▶ **Source text**:
----------------

Clearly, the answer has at least something to do with the (literally) goal-oriented nature of sports, and certainly of the American attitude toward sports (see also: American antipathy toward soccer and its single-digit scores). The time-honored tradition of the underdog making good can only be fully satisfied by a come-from-behind victory. A nod here can be made to Dan Clowes' Freudian analysis of sport-- one doesn't want to side with the forbidding father of the Oedipal Triangle. Ideally, in other words, you want to be rooting for something rather than its prevention... but how true is that to the actual experience of rooting for a team? A game is exciting when your team is behind, tense and uneasy when they're ahead. Both are vital aspects of the thrill of sport, but one has been largely left unexplored.

----------------

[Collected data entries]

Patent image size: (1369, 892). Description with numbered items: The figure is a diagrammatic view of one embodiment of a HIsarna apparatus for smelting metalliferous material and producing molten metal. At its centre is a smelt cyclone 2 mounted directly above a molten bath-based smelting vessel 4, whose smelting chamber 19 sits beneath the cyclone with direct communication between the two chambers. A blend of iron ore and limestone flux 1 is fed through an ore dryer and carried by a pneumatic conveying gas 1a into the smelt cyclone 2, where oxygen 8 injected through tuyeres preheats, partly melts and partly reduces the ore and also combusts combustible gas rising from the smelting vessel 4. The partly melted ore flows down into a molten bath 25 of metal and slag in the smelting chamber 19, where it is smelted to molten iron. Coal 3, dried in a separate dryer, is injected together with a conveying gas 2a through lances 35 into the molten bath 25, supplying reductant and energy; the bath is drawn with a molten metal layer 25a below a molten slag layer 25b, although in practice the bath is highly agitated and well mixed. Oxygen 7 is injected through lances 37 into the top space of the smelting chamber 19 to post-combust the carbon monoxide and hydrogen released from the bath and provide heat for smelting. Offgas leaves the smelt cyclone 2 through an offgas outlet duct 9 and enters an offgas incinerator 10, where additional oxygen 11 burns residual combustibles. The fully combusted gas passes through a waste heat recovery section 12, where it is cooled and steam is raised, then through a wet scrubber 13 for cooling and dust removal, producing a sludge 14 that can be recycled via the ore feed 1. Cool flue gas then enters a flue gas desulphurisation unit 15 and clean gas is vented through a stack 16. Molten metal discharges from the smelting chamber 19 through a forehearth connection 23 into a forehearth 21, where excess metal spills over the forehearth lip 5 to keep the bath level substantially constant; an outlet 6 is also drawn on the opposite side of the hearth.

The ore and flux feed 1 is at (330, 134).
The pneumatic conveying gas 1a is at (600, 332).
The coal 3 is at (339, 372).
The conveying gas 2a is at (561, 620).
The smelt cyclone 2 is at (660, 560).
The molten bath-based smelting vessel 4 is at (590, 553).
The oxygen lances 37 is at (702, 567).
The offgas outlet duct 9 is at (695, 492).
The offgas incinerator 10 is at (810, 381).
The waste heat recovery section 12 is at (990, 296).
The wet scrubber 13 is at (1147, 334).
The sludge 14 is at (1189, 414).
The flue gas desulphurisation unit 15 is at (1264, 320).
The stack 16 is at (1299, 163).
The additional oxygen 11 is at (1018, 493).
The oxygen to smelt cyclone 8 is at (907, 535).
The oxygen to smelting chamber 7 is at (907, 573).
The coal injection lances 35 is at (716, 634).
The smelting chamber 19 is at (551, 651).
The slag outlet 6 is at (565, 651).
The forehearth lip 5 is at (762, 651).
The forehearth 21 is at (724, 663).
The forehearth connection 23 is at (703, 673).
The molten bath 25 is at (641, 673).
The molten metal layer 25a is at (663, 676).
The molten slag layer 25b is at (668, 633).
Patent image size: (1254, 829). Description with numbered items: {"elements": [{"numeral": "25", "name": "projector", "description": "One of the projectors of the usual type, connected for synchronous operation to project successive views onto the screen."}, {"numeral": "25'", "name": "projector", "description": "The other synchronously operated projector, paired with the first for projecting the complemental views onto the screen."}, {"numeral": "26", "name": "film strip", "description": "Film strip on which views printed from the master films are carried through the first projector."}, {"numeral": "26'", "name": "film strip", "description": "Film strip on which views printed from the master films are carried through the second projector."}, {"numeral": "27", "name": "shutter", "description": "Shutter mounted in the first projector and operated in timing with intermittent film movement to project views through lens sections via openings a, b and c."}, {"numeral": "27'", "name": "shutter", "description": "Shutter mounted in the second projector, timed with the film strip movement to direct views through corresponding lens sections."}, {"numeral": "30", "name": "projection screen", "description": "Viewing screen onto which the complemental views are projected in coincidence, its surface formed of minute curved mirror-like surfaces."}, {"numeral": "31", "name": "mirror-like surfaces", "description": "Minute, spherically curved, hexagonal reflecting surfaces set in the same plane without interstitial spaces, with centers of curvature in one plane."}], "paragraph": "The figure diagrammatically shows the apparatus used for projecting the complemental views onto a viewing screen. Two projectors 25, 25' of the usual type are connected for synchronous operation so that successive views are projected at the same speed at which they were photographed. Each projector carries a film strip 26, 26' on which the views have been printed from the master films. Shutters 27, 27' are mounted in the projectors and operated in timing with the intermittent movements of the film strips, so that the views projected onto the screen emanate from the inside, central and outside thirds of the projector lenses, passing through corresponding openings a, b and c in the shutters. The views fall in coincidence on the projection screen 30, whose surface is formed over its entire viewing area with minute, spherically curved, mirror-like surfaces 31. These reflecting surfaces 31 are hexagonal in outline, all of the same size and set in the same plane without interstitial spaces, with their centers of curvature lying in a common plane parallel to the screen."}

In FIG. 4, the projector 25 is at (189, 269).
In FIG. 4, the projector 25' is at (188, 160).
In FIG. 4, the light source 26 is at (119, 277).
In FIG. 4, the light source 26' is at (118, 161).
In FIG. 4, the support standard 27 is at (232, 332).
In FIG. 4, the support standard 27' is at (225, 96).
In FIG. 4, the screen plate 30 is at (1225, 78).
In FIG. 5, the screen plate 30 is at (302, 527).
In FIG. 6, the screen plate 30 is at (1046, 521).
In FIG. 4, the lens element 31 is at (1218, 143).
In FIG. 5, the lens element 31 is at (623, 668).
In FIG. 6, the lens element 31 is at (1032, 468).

----------------

▶ **Study questions**:
A - Retype the part of the passage on rooting in sports that opens with the words containing "Clearly, the answer" and closes with "largely left unexplored.".
B - Summarize the passage on rooting in sports in two sentences.

▶ **Numbered responses**:
A -
Clearly, the answer has at least something to do with the (literally) goal-oriented nature of sports, and certainly of the American attitude toward sports (see also: American antipathy toward soccer and its single-digit scores). The time-honored tradition of the underdog making good can only be fully satisfied by a come-from-behind victory. A nod here can be made to Dan Clowes' Freudian analysis of sport-- one doesn't want to side with the forbidding father of the Oedipal Triangle. Ideally, in other words, you want to be rooting for something rather than its prevention... but how true is that to the actual experience of rooting for a team? A game is exciting when your team is behind, tense and uneasy when they're ahead. Both are vital aspects of the thrill of sport, but one has been largely left unexplored.

B - The goal-oriented nature of sports, particularly in the American attitude, helps explain why the underdog tradition is fully satisfied only by a come-from-behind victory and why one ideally roots for something rather than its prevention. Yet in the actual experience of rooting, a game is exciting when one's team is behind and tense when it is ahead, and although both are vital to the thrill of sport, one of them has been largely left unexplored.